— Start DATASET ROWS —
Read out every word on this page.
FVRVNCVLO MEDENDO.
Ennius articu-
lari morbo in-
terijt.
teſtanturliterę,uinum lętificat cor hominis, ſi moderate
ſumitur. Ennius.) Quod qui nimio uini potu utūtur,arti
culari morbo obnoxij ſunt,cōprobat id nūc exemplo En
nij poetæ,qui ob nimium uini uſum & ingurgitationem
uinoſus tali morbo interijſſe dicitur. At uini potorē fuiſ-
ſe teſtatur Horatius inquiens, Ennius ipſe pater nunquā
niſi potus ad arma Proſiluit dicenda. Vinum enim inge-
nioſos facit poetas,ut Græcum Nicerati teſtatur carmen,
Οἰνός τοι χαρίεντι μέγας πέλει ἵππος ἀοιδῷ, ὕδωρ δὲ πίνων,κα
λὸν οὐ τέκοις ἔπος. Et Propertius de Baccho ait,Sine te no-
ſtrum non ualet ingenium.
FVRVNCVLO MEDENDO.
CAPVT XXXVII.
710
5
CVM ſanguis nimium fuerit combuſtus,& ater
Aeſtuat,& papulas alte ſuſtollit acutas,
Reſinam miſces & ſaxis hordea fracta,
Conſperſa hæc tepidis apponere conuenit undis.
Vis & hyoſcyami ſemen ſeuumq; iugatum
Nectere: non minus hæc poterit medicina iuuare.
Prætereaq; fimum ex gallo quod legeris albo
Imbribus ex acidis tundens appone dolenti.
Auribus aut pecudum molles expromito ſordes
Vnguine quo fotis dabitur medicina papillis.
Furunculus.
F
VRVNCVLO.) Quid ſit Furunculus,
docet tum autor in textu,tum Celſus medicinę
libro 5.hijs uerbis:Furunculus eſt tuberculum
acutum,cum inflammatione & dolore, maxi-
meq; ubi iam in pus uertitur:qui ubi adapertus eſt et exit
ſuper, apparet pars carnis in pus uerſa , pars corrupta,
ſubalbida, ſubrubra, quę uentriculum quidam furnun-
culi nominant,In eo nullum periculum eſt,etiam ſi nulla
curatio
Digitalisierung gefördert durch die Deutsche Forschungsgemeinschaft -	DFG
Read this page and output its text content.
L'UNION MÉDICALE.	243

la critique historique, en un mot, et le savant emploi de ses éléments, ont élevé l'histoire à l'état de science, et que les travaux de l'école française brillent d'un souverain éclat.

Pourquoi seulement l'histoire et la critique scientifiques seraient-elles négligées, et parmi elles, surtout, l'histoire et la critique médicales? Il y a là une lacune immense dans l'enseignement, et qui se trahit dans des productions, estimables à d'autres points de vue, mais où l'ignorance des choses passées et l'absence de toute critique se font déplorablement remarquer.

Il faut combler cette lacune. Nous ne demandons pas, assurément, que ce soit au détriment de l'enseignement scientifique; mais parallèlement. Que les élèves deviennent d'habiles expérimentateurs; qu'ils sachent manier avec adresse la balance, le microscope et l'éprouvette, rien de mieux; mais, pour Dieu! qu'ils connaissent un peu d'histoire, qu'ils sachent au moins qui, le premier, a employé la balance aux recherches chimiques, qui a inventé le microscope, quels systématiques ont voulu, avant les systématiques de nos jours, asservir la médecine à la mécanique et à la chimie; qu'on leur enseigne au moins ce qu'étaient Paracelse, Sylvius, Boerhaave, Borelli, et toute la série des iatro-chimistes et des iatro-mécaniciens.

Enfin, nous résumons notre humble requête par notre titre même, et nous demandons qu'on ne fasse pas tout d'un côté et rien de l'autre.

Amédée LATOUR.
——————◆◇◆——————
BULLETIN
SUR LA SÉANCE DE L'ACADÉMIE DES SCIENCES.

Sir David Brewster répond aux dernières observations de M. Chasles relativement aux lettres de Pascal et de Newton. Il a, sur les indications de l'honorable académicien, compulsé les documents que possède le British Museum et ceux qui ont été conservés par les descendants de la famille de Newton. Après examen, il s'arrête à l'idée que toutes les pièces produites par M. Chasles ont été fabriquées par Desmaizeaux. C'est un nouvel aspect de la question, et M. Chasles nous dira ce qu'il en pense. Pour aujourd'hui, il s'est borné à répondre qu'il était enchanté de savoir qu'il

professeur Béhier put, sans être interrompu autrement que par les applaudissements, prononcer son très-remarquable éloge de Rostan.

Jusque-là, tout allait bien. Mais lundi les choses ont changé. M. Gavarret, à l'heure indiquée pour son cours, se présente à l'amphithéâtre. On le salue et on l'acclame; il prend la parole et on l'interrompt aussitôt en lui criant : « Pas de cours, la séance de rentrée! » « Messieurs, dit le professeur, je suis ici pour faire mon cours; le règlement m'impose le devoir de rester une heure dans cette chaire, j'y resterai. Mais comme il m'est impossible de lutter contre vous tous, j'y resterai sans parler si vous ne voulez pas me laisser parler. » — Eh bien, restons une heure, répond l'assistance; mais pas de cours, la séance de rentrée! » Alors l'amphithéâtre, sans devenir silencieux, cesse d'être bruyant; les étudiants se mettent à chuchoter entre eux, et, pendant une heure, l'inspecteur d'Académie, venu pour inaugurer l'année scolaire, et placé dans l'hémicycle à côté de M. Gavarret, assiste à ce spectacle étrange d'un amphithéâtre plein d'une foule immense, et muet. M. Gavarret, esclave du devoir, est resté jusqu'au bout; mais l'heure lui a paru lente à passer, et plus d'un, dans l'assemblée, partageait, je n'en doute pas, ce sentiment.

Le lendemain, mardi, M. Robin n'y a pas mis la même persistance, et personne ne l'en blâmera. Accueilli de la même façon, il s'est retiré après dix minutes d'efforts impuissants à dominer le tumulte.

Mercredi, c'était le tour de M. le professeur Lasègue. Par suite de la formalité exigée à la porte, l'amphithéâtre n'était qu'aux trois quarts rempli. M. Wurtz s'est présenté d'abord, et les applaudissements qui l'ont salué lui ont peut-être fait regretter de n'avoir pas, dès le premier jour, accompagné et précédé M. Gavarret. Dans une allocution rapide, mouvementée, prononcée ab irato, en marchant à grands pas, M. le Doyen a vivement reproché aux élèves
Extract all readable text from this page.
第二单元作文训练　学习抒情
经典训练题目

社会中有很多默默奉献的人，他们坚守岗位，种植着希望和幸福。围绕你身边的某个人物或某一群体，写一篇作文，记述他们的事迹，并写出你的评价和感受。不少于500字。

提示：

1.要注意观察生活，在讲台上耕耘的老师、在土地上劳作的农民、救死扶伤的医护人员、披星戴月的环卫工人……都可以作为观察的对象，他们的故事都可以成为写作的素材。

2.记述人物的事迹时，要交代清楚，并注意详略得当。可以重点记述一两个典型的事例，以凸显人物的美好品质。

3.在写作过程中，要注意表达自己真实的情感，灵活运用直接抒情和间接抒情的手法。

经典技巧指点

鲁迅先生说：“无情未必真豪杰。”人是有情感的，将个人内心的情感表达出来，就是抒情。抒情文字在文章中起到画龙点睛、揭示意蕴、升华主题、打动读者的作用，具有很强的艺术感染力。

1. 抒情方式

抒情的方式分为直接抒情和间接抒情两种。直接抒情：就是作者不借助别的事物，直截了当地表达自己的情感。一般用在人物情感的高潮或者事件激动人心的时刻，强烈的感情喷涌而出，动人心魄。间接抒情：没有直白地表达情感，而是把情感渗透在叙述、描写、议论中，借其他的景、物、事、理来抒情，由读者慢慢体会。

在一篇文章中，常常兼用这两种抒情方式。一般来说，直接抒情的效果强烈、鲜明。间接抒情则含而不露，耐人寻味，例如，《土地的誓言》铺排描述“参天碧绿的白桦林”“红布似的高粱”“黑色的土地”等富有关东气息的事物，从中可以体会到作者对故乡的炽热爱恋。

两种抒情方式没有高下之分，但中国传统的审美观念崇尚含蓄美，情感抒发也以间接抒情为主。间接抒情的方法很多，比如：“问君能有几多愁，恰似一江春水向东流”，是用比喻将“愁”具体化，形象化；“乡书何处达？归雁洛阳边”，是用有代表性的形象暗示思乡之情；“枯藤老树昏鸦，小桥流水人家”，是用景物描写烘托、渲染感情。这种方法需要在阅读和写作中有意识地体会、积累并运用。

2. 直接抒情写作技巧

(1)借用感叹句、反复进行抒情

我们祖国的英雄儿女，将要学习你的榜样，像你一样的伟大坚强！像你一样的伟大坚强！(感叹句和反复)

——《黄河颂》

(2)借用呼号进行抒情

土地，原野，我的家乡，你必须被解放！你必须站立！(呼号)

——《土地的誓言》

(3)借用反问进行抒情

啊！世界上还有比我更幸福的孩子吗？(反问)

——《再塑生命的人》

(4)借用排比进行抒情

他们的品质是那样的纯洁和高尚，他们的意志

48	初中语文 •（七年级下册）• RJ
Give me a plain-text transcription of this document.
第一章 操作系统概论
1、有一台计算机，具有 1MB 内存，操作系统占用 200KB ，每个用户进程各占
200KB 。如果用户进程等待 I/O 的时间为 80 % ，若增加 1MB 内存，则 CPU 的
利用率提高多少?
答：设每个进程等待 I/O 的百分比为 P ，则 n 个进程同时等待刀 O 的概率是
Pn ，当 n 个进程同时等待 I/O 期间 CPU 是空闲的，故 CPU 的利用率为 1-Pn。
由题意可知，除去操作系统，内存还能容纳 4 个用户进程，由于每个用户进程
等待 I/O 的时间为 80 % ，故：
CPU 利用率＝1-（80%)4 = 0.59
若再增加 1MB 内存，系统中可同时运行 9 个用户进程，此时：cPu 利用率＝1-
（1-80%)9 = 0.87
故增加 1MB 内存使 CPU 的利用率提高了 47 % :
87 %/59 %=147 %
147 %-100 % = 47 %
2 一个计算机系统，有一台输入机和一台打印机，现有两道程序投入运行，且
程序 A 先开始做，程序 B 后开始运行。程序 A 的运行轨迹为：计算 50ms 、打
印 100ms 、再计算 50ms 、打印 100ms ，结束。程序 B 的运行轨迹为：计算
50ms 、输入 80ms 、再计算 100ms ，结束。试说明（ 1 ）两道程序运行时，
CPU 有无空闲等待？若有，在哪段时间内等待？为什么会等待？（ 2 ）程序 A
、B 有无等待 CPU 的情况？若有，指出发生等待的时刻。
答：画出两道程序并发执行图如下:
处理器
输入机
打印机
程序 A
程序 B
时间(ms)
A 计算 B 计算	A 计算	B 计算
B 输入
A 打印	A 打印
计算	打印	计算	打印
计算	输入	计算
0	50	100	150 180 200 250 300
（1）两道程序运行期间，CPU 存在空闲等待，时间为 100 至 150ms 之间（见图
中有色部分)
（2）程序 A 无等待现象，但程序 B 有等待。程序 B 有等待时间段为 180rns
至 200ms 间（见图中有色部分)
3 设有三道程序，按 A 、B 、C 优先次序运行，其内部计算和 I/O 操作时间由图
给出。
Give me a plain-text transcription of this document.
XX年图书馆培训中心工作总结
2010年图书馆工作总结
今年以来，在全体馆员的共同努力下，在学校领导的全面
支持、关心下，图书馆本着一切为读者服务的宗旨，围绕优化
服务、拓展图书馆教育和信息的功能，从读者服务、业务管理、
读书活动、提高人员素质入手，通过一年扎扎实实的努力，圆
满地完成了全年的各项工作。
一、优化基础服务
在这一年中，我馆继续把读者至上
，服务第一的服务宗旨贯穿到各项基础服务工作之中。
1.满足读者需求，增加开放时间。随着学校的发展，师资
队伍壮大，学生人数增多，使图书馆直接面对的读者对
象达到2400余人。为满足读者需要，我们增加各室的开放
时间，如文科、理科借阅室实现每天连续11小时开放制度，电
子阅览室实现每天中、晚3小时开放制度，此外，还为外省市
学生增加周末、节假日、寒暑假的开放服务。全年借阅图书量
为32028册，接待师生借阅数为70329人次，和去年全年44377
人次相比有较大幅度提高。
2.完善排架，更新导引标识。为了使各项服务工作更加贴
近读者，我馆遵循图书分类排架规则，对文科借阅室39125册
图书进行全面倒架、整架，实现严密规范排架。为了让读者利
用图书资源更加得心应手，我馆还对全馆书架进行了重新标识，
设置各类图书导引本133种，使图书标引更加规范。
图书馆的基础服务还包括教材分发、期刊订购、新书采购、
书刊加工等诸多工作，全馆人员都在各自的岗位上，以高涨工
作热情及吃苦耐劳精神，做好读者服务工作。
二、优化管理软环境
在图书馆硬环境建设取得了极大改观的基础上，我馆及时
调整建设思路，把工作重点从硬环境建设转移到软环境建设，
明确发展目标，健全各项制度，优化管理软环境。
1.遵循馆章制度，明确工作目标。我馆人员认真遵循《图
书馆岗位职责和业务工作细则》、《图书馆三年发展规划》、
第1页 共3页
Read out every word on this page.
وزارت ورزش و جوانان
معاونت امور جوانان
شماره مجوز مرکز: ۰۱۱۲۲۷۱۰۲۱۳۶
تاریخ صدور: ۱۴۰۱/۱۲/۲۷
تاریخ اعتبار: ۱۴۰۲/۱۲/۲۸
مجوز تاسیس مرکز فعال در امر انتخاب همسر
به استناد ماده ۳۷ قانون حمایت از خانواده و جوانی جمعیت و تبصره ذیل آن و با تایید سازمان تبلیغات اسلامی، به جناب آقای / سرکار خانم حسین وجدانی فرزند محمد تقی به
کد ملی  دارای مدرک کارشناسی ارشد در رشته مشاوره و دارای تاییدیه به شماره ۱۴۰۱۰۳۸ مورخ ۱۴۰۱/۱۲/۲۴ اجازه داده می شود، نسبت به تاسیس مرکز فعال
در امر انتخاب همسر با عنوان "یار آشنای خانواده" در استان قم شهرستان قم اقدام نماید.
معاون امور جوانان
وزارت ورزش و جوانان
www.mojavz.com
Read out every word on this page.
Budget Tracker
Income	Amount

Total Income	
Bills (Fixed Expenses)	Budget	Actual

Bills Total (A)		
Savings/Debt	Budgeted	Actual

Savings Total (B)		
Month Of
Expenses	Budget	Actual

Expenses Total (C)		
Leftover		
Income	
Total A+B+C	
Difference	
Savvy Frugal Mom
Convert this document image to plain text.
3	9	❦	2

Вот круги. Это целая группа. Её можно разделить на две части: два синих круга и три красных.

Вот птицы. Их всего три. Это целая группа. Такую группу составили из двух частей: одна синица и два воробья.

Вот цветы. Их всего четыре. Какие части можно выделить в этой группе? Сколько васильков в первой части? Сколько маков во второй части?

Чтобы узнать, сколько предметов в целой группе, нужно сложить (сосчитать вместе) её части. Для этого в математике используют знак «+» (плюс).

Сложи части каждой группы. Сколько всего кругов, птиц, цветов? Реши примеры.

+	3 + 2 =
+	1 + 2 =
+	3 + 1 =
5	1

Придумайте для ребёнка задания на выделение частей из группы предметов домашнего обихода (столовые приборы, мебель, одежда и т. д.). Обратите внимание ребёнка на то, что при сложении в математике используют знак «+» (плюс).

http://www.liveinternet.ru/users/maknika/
— End DATASET ROWS —
TO BE DONE:
Make a copy of each line that contains the string "группа".

REPLY TO THE EXERCISE:
Вот круги. Это целая группа. Её можно разделить на две части: два синих круга и три красных.
Вот птицы. Их всего три. Это целая группа. Такую группу составили из двух частей: одна синица и два воробья.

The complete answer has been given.